··· GIVEN PASSAGE ···

Migrating interoperability specs to packaging.python.org

Some time ago, I started the process [1] of adjusting how distutils-sig uses the PEP process so that the reference specifications will live on packaging.python.org, and we use the PEP process to manage *changes* to those specifications, rather than serving as the specifications themselves (that is, adopting a process closer to the URL-centric way the Python language reference is managed, rather than using the RFCstyle PEP-number-centric model the way we do now).
I never actually finished that work, and as a result, it's currently thoroughly unclear [2] that Description-Content-Type and Provides-Extra are defined at https://packaging.python.org/specifications/#core-metadata rather than in a PEP.
I'm currently at the CPython core development sprint in San Francisco, and I'm thinking that finalising that migration [3] and updating the affected PEPs accordingly (most notably, PEP 345) is likely to be a good use of my time.
However, I'm also wondering if it may still be worthwhile writing a metadata 1.3 PEP that does the following things:
1. Explicitly notes the addition of the two new fields 2. Describes the process change for packaging interoperability specifications 3. Defines a canonical transformation between the human-readable key:value format and a more automation friendly JSON format
That PEP would then essentially be the first one to use the new process: it would supersede PEP 345 as the latest metadata specification, but it would *also* redirect readers to the relevant URL on packaging.python.org as the canonical source of the specification, rather than being the reference documentation in its own right.
Cheers, Nick.
[1] https://github.com/pypa/pypa.io/issues/11#issuecomment-173833061 [2] https://github.com/python/peps/issues/388
P.S. Daniel, if you're currently thinking "I proposed defining an incremental metadata 1.3 tweak years ago!", aye, you did. My subsequent additions to PEP 426 were a classic case of second-system syndrome: https://en.wikipedia.org/wiki/Second-system_effect (which we suspected long ago, hence that PEP's original deferral)

···

_TASKS FOR THIS EXERCISE_
• 1. Reproduce the stretch from "Cheers, Nick." through "PEP's original deferral)" in the message on migrating packaging interoperability specifications, word for word.
• 2. Take up the message on migrating packaging interoperability specifications at its final sentence and continue it from there.

··· RECORDED DATA ···

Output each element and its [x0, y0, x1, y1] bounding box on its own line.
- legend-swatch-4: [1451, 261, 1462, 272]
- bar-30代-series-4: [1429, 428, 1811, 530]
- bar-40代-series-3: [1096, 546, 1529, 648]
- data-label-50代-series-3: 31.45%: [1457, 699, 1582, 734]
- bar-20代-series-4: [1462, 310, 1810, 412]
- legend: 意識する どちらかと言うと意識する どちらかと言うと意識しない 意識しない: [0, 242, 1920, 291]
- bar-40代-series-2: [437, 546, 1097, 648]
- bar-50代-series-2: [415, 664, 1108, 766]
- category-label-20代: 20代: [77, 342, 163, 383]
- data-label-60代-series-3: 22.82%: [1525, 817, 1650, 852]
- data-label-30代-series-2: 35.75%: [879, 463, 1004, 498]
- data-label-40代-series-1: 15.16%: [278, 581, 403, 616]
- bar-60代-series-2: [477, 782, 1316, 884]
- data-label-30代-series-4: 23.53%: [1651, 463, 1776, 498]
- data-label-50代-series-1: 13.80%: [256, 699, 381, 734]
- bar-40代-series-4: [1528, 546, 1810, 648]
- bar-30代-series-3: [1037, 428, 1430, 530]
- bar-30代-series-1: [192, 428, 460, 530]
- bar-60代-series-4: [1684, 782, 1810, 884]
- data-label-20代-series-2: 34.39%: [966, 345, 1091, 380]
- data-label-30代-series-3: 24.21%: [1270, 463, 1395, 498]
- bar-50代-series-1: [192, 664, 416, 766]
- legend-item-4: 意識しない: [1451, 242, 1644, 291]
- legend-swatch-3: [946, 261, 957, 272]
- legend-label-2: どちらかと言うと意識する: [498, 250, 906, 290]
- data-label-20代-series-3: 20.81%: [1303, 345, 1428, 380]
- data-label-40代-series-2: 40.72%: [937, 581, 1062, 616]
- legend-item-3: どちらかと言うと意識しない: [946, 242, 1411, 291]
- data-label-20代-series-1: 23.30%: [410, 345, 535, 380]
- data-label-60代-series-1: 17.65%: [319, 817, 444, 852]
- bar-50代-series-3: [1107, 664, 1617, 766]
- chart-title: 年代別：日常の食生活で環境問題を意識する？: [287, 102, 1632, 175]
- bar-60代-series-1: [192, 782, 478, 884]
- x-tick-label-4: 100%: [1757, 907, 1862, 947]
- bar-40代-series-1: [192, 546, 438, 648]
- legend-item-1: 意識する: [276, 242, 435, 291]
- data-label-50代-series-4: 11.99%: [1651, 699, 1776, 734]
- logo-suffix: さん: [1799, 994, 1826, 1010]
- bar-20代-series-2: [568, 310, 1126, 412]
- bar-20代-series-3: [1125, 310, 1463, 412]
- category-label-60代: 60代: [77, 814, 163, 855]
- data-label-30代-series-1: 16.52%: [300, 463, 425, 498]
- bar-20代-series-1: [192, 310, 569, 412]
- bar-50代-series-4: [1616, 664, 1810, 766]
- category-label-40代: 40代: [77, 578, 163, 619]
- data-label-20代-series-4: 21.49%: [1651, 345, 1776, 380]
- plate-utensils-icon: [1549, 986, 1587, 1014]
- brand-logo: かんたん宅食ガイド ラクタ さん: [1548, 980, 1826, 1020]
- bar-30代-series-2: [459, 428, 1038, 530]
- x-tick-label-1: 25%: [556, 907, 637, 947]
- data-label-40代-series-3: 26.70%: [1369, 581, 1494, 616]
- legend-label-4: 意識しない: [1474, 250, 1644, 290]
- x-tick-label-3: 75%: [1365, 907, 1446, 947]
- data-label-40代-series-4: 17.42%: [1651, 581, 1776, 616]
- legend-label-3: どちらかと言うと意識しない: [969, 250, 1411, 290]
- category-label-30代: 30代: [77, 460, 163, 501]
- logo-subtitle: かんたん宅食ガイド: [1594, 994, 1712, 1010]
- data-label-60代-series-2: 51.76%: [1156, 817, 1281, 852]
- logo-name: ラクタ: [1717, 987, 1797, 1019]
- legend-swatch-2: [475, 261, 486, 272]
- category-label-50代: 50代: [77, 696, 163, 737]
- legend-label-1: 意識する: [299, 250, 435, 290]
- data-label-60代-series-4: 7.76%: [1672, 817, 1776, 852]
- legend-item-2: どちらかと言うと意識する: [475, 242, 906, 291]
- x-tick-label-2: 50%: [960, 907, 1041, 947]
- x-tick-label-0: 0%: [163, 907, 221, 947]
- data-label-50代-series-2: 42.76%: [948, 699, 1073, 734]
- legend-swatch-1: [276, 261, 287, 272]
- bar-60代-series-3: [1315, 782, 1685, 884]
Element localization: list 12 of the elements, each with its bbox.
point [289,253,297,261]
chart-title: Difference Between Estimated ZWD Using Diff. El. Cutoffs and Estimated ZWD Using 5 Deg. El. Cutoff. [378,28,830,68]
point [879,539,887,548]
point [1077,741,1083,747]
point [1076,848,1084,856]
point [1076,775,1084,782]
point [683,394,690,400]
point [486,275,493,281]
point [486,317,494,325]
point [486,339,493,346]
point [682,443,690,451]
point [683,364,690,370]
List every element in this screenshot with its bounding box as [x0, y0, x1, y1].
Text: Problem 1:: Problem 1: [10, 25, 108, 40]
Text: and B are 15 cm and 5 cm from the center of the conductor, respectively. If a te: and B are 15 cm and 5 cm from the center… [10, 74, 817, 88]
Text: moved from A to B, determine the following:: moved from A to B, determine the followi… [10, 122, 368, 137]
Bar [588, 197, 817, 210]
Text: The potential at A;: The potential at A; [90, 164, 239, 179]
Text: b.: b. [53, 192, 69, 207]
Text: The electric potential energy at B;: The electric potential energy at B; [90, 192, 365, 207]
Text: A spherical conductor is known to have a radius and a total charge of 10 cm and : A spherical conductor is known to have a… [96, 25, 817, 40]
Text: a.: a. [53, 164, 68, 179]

···

_OUTPUTS BY TASK_
• 1.
Cheers, Nick.
[1] https://github.com/pypa/pypa.io/issues/11#issuecomment-173833061 [2] https://github.com/python/peps/issues/388
P.S. Daniel, if you're currently thinking "I proposed defining an incremental metadata 1.3 tweak years ago!", aye, you did. My subsequent additions to PEP 426 were a classic case of second-system syndrome: https://en.wikipedia.org/wiki/Second-system_effect (which we suspected long ago, hence that PEP's original deferral)

• 2.
Fortunately, the disciplining effect of working with a primarily volunteer contributor base has prevented my over-engineered change-for-change's-sake-rather-than-to-solve-actual-user-problems version from becoming reality ;)

Some people enjoy using metadata.json which tracked pep 426 but I have been meaning to take it out, and perhaps keep the key/value to json converter as a command.
On Mon, Sep 4, 2017, 09:33 Nick Coghlan ncoghlan@gmail.com wrote:
Some time ago, I started the process [1] of adjusting how distutils-sig uses the PEP process so that the reference specifications will live on packaging.python.org, and we use the PEP process to manage *changes* to those specifications, rather than serving as the specifications themselves (that is, adopting a process closer to the URL-centric way the Python language reference is managed, rather than using the RFCstyle PEP-number-centric model the way we do now).
I never actually finished that work, and as a result, it's currently thoroughly unclear [2] that Description-Content-Type and Provides-Extra are defined at https://packaging.python.org/specifications/#core-metadata rather than in a PEP.
I'm currently at the CPython core development sprint in San Francisco, and I'm thinking that finalising that migration [3] and updating the affected PEPs accordingly (most notably, PEP 345) is likely to be a good use of my time.
However, I'm also wondering if it may still be worthwhile writing a metadata 1.3 PEP that does the following things:
- Explicitly notes the addition of the two new fields
- Describes the process change for packaging interoperability
specifications 3. Defines a canonical transformation between the human-readable key:value format and a more automation friendly JSON format
That PEP would then essentially be the first one to use the new process: it would supersede PEP 345 as the latest metadata specification, but it would *also* redirect readers to the relevant URL on packaging.python.org as the canonical source of the specification, rather than being the reference documentation in its own right.
Cheers, Nick.
[1] https://github.com/pypa/pypa.io/issues/11#issuecomment-173833061 [2] https://github.com/python/peps/issues/388
P.S. Daniel, if you're currently thinking "I proposed defining an incremental metadata 1.3 tweak years ago!", aye, you did. My subsequent additions to PEP 426 were a classic case of second-system syndrome: https://en.wikipedia.org/wiki/Second-system_effect (which we suspected long ago, hence that PEP's original deferral)
Fortunately, the disciplining effect of working with a primarily volunteer contributor base has prevented my over-engineered change-for-change's-sake-rather-than-to-solve-actual-user-problems version from becoming reality ;)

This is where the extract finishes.